> _Instruction 1_
Copy the rows from the line containing "table-row[interactable]: مهارات الاتصال(DL)" through the line containing "course-cell: مهارات الاتصال(DL)", keeping each one unchanged.

> _Text to read_
____________________
Before that in Minnesota, i never saw any - too cold for them.



> I read a post from a man from the UK who said he's so glad to be back home as when he turns off the lights he hears peace and quiet, not the cockroaches walking around. I'm not sure how you can hear cockroaches walking at night, but I wonder if he's exaggerating, or do they really have loud feet?


They reportedly make squeaky scuttle sounds when they scurry about. Also when they're huge like 3-4 inches, i'm assuming they can get quite loud.


----------



## smartypants (Sep 22, 2011)

stormgal said:


> Who here wants to wake up at 5:00am to get ready for work and see this on your wall? :heh:
> 
> The Australian Huntsman Spider can grow as big as a dinner plate but are regarded as harmless to man:


How do you get that out of your house!? I'd rather get it out than spray it dead because spiders are our friends - they keep the vermin in check.

Well, except for the funnelweb and redback ones which can kill a man and are also found in Sydney but ony outdoors usually so I'm not too worried about those.


----------



## anj1976 (Apr 24, 2008)
____________________
> _Instruction 2_
According to the forum thread above, how big can the Australian Huntsman Spider grow?
____________________
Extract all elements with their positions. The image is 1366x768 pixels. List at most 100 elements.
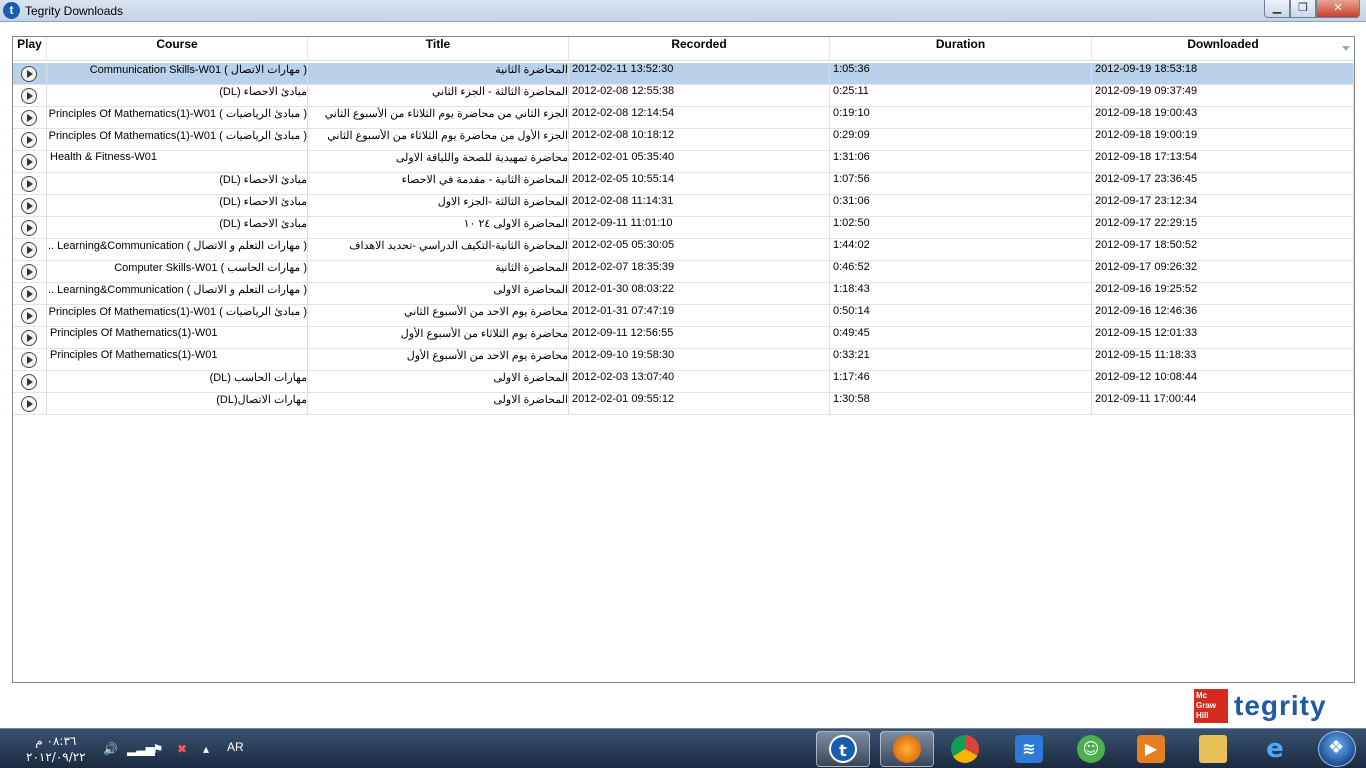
table-row[interactable]: مهارات الاتصال(DL) المحاضرة الاولى 2012-02… (13, 393, 1354, 415)
network-disconnected-icon[interactable]: ✖ (175, 742, 189, 756)
tray-time: ٠٨:٣٦ م (35, 734, 77, 748)
column-header-downloaded[interactable]: Downloaded (1092, 37, 1354, 61)
table-row[interactable]: ( مهارات التعلم و الاتصال ) Learning&Com… (13, 239, 1354, 261)
play-icon[interactable] (21, 308, 37, 324)
play-icon[interactable] (21, 176, 37, 192)
table-row[interactable]: مبادئ الاحصاء (DL) المحاضرة الثالثة -الجز… (13, 195, 1354, 217)
downloaded-cell: 2012-09-17 18:50:52 (1092, 239, 1354, 261)
play-cell (13, 283, 47, 305)
taskbar-firefox-button[interactable] (880, 731, 934, 767)
taskbar-ie-button[interactable]: e (1248, 731, 1302, 767)
play-cell (13, 173, 47, 195)
course-cell: مهارات الاتصال(DL) (47, 393, 308, 415)
course-cell: Principles Of Mathematics(1)-W01 (47, 349, 308, 371)
duration-cell: 1:44:02 (830, 239, 1092, 261)
recorded-cell: 2012-02-05 05:30:05 (569, 239, 830, 261)
play-cell (13, 151, 47, 173)
taskbar-explorer-button[interactable] (1186, 731, 1240, 767)
play-icon[interactable] (21, 330, 37, 346)
play-cell (13, 217, 47, 239)
play-icon[interactable] (21, 66, 37, 82)
taskbar-tegrity-button[interactable]: t (816, 731, 870, 767)
play-icon[interactable] (21, 374, 37, 390)
recorded-cell: 2012-02-08 12:55:38 (569, 85, 830, 107)
title-cell: المحاضرة الثانية (308, 261, 569, 283)
media-player-icon: ▶ (1137, 735, 1165, 763)
title-cell: محاضرة يوم الثلاثاء من الأسبوع الأول (308, 327, 569, 349)
recorded-cell: 2012-02-05 10:55:14 (569, 173, 830, 195)
column-header-play[interactable]: Play (13, 37, 47, 61)
play-icon[interactable] (21, 154, 37, 170)
table-row[interactable]: ( مهارات التعلم و الاتصال ) Learning&Com… (13, 283, 1354, 305)
column-header-course[interactable]: Course (47, 37, 308, 61)
volume-icon[interactable]: 🔊 (103, 742, 118, 756)
column-header-title[interactable]: Title (308, 37, 569, 61)
downloaded-cell: 2012-09-18 17:13:54 (1092, 151, 1354, 173)
duration-cell: 0:50:14 (830, 305, 1092, 327)
taskbar-messenger-button[interactable]: ☺ (1064, 731, 1118, 767)
language-indicator[interactable]: AR (227, 740, 244, 754)
downloaded-cell: 2012-09-11 17:00:44 (1092, 393, 1354, 415)
duration-cell: 0:49:45 (830, 327, 1092, 349)
start-button[interactable] (1318, 731, 1356, 767)
table-row[interactable]: Principles Of Mathematics(1)-W01 محاضرة ي… (13, 327, 1354, 349)
play-icon[interactable] (21, 396, 37, 412)
play-icon[interactable] (21, 110, 37, 126)
play-icon[interactable] (21, 88, 37, 104)
taskbar-media-player-button[interactable]: ▶ (1124, 731, 1178, 767)
title-cell: الجزء الأول من محاضرة يوم الثلاثاء من ال… (308, 129, 569, 151)
table-row[interactable]: Health & Fitness-W01 محاضرة تمهيدية للصحة… (13, 151, 1354, 173)
mcgraw-hill-tegrity-logo: Mc Graw Hill tegrity (1194, 689, 1327, 723)
course-cell: مبادئ الاحصاء (DL) (47, 173, 308, 195)
taskbar-network-app-button[interactable]: ≋ (1002, 731, 1056, 767)
title-cell: المحاضرة الاولى (308, 283, 569, 305)
column-header-duration[interactable]: Duration (830, 37, 1092, 61)
taskbar-chrome-button[interactable] (938, 731, 992, 767)
downloads-grid[interactable]: Play Course Title Recorded Duration Down… (12, 36, 1355, 683)
recorded-cell: 2012-09-11 12:56:55 (569, 327, 830, 349)
table-row[interactable]: مهارات الحاسب (DL) المحاضرة الاولى 2012-02… (13, 371, 1354, 393)
network-signal-icon[interactable]: ▂▃▅ (127, 742, 155, 756)
window-title: Tegrity Downloads (25, 4, 124, 18)
play-icon[interactable] (21, 132, 37, 148)
tegrity-wordmark: tegrity (1234, 690, 1327, 721)
course-cell: ( مهارات التعلم و الاتصال ) Learning&Com… (47, 283, 308, 305)
play-cell (13, 393, 47, 415)
play-icon[interactable] (21, 220, 37, 236)
sort-descending-icon (1342, 46, 1350, 51)
recorded-cell: 2012-01-30 08:03:22 (569, 283, 830, 305)
maximize-button[interactable]: ❐ (1290, 0, 1316, 18)
table-row[interactable]: مبادئ الاحصاء (DL) المحاضرة الثالثة - الج… (13, 85, 1354, 107)
table-row[interactable]: ( مبادئ الرياضيات ) Principles Of Mathem… (13, 129, 1354, 151)
title-bar[interactable]: t Tegrity Downloads ▁ ❐ ✕ (0, 0, 1366, 22)
downloaded-cell: 2012-09-15 12:01:33 (1092, 327, 1354, 349)
table-row[interactable]: مبادئ الاحصاء (DL) المحاضرة الاولى ٢٤ ١٠ 2… (13, 217, 1354, 239)
play-icon[interactable] (21, 286, 37, 302)
play-icon[interactable] (21, 198, 37, 214)
action-center-flag-icon[interactable]: ⚑ (151, 742, 165, 756)
show-hidden-icons-icon[interactable]: ▴ (199, 742, 213, 756)
duration-cell: 0:25:11 (830, 85, 1092, 107)
downloaded-cell: 2012-09-15 11:18:33 (1092, 349, 1354, 371)
table-row[interactable]: Principles Of Mathematics(1)-W01 محاضرة ي… (13, 349, 1354, 371)
table-row[interactable]: ( مهارات الاتصال ) Communication Skills-… (13, 63, 1354, 85)
play-icon[interactable] (21, 242, 37, 258)
close-button[interactable]: ✕ (1316, 0, 1360, 18)
tray-clock[interactable]: ٠٨:٣٦ م ٢٠١٢/٠٩/٢٢ (26, 733, 86, 765)
duration-cell: 1:17:46 (830, 371, 1092, 393)
play-icon[interactable] (21, 352, 37, 368)
downloaded-cell: 2012-09-17 23:12:34 (1092, 195, 1354, 217)
table-row[interactable]: ( مهارات الحاسب ) Computer Skills-W01 الم… (13, 261, 1354, 283)
duration-cell: 0:46:52 (830, 261, 1092, 283)
play-cell (13, 85, 47, 107)
column-header-recorded[interactable]: Recorded (569, 37, 830, 61)
table-row[interactable]: ( مبادئ الرياضيات ) Principles Of Mathem… (13, 107, 1354, 129)
taskbar: ٠٨:٣٦ م ٢٠١٢/٠٩/٢٢ 🔊 ▂▃▅ ⚑ ✖ ▴ AR t ≋ ☺ … (0, 728, 1366, 768)
play-cell (13, 107, 47, 129)
minimize-button[interactable]: ▁ (1264, 0, 1290, 18)
table-row[interactable]: ( مبادئ الرياضيات ) Principles Of Mathem… (13, 305, 1354, 327)
table-row[interactable]: مبادئ الاحصاء (DL) المحاضرة الثانية - مقد… (13, 173, 1354, 195)
grid-header: Play Course Title Recorded Duration Down… (13, 37, 1354, 61)
play-icon[interactable] (21, 264, 37, 280)
recorded-cell: 2012-09-10 19:58:30 (569, 349, 830, 371)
____________________
> _Correct response 1_
table-row[interactable]: مهارات الاتصال(DL) المحاضرة الاولى 2012-02… (13, 393, 1354, 415)
network-disconnected-icon[interactable]: ✖ (175, 742, 189, 756)
tray-time: ٠٨:٣٦ م (35, 734, 77, 748)
column-header-downloaded[interactable]: Downloaded (1092, 37, 1354, 61)
table-row[interactable]: ( مهارات التعلم و الاتصال ) Learning&Com… (13, 239, 1354, 261)
play-icon[interactable] (21, 308, 37, 324)
play-icon[interactable] (21, 176, 37, 192)
table-row[interactable]: مبادئ الاحصاء (DL) المحاضرة الثالثة -الجز… (13, 195, 1354, 217)
downloaded-cell: 2012-09-17 18:50:52 (1092, 239, 1354, 261)
play-cell (13, 283, 47, 305)
taskbar-firefox-button[interactable] (880, 731, 934, 767)
taskbar-ie-button[interactable]: e (1248, 731, 1302, 767)
play-cell (13, 173, 47, 195)
course-cell: مهارات الاتصال(DL) (47, 393, 308, 415)

> _Correct response 2_
It can grow as big as a dinner plate.